Lift every line from the entries that includes the word "Обучающиеся".

--- start of DATA SHOWN ---

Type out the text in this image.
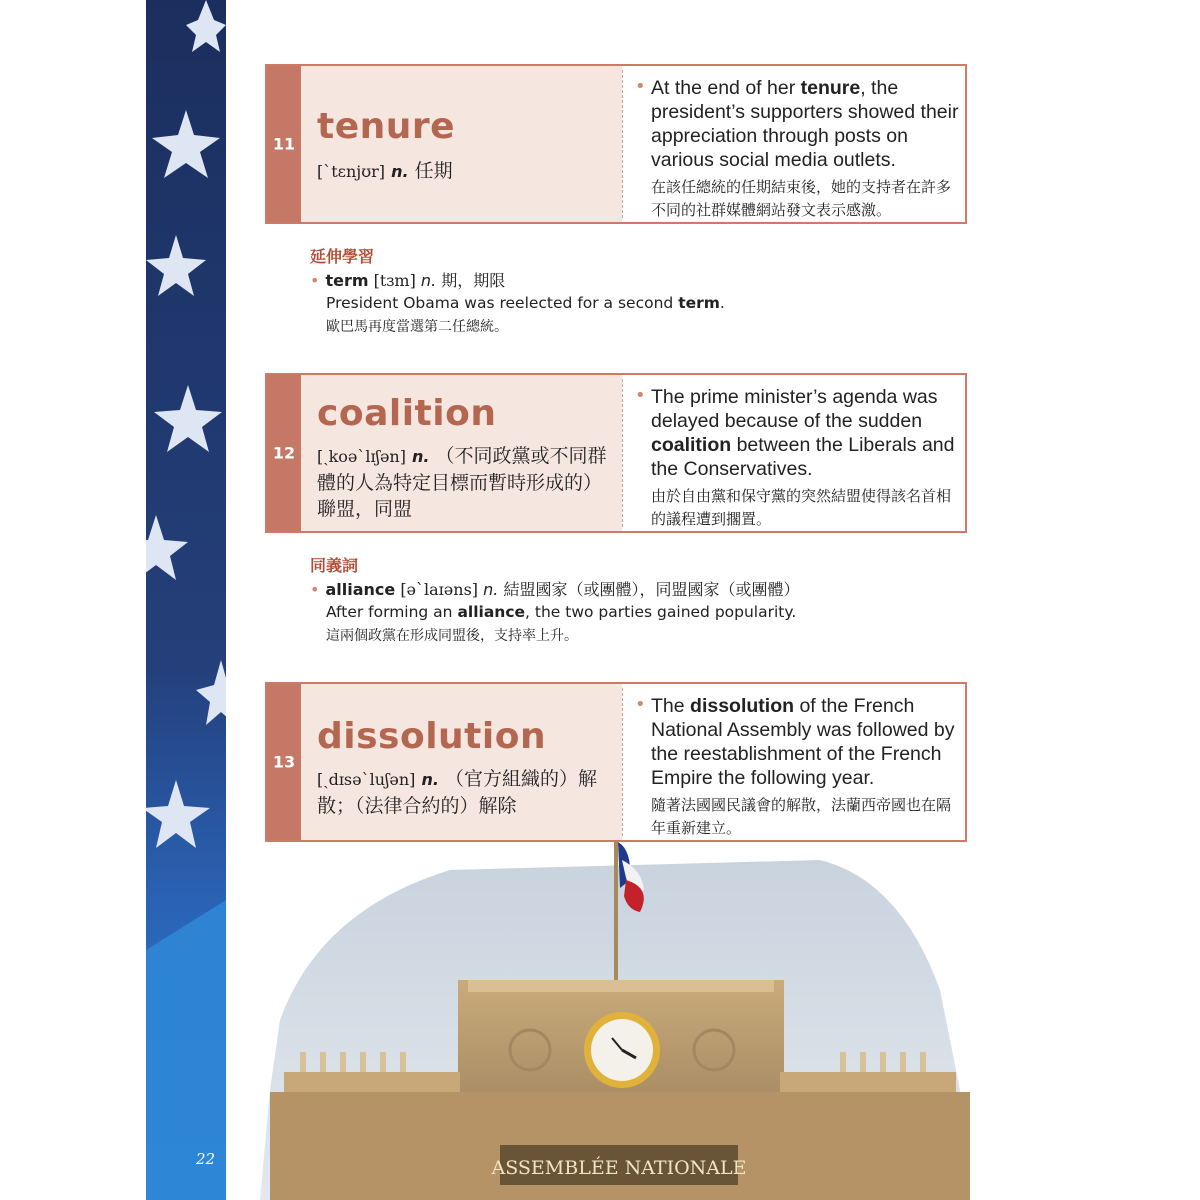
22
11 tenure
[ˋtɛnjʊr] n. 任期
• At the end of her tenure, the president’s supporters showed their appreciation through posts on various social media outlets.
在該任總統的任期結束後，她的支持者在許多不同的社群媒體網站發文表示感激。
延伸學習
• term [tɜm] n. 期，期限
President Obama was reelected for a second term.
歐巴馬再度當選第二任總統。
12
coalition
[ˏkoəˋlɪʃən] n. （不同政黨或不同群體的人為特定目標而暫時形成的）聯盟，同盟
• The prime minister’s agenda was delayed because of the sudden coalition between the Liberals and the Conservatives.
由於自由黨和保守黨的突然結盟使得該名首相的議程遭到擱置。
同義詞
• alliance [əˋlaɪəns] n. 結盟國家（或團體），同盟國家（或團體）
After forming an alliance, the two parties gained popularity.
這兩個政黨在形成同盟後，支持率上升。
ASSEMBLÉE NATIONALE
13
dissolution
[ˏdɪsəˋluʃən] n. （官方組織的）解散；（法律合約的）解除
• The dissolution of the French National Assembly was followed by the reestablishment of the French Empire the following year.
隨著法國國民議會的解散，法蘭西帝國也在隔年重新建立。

--- end of DATA SHOWN ---
--- start of DATA SHOWN ---

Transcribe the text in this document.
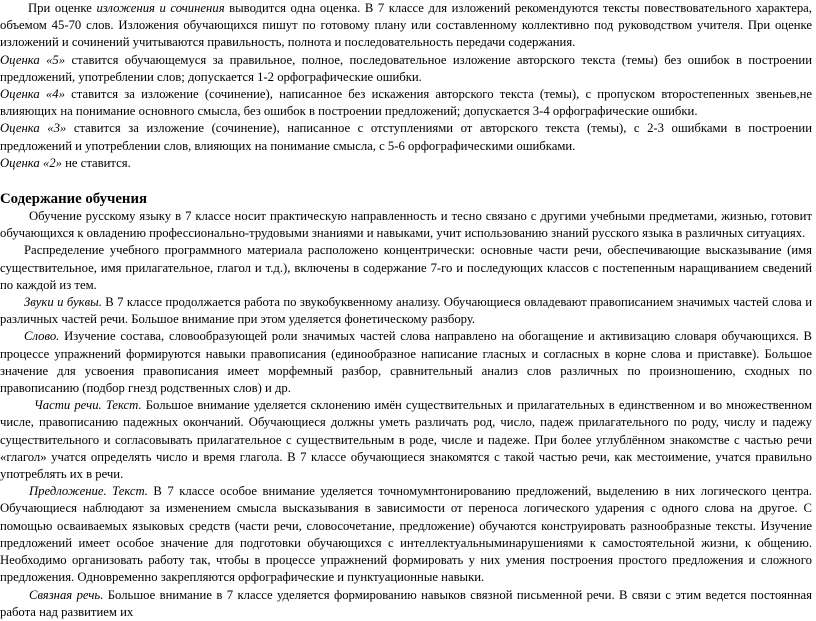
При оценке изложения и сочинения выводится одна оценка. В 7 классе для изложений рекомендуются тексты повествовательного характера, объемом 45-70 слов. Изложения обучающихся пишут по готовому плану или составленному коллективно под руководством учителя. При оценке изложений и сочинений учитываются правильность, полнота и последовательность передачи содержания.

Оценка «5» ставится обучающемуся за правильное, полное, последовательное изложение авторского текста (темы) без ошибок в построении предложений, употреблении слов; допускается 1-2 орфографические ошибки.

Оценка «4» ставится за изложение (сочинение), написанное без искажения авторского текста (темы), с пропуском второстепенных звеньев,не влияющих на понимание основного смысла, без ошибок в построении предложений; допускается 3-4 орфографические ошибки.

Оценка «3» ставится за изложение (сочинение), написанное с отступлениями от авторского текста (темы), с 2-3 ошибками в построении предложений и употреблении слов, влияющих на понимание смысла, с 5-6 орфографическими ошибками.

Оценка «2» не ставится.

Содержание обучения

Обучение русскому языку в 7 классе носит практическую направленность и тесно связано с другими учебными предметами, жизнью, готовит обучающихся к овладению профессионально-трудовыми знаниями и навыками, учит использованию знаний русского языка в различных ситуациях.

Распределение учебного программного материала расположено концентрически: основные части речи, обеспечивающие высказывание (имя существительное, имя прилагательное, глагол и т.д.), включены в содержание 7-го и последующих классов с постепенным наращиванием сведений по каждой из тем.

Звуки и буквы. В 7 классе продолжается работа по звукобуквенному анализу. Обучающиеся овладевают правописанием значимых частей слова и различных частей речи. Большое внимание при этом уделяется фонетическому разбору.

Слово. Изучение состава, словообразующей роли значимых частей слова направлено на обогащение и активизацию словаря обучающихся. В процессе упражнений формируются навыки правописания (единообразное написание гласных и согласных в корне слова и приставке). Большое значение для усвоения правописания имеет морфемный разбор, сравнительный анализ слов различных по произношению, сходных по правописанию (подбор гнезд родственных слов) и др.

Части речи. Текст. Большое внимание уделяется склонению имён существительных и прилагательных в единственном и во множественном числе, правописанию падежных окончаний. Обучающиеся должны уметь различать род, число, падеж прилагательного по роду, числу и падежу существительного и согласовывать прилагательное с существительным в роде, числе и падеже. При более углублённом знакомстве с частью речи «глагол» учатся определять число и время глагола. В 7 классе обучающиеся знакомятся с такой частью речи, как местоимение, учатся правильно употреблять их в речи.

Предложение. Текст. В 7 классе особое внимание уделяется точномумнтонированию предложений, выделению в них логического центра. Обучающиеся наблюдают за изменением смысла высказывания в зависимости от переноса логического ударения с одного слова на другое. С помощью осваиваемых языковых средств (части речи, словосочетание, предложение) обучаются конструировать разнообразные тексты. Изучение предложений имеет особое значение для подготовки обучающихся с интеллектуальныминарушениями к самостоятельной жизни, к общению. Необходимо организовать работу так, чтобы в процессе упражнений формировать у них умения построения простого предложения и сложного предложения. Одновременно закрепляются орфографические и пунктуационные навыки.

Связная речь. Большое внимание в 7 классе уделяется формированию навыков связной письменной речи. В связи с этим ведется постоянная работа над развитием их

--- end of DATA SHOWN ---

▶ **TASK SOLUTION**
Звуки и буквы. В 7 классе продолжается работа по звукобуквенному анализу. Обучающиеся овладевают правописанием значимых частей слова и различных частей речи. Большое внимание при этом уделяется фонетическому разбору.
Части речи. Текст. Большое внимание уделяется склонению имён существительных и прилагательных в единственном и во множественном числе, правописанию падежных окончаний. Обучающиеся должны уметь различать род, число, падеж прилагательного по роду, числу и падежу существительного и согласовывать прилагательное с существительным в роде, числе и падеже. При более углублённом знакомстве с частью речи «глагол» учатся определять число и время глагола. В 7 классе обучающиеся знакомятся с такой частью речи, как местоимение, учатся правильно употреблять их в речи.
Предложение. Текст. В 7 классе особое внимание уделяется точномумнтонированию предложений, выделению в них логического центра. Обучающиеся наблюдают за изменением смысла высказывания в зависимости от переноса логического ударения с одного слова на другое. С помощью осваиваемых языковых средств (части речи, словосочетание, предложение) обучаются конструировать разнообразные тексты. Изучение предложений имеет особое значение для подготовки обучающихся с интеллектуальныминарушениями к самостоятельной жизни, к общению. Необходимо организовать работу так, чтобы в процессе упражнений формировать у них умения построения простого предложения и сложного предложения. Одновременно закрепляются орфографические и пунктуационные навыки.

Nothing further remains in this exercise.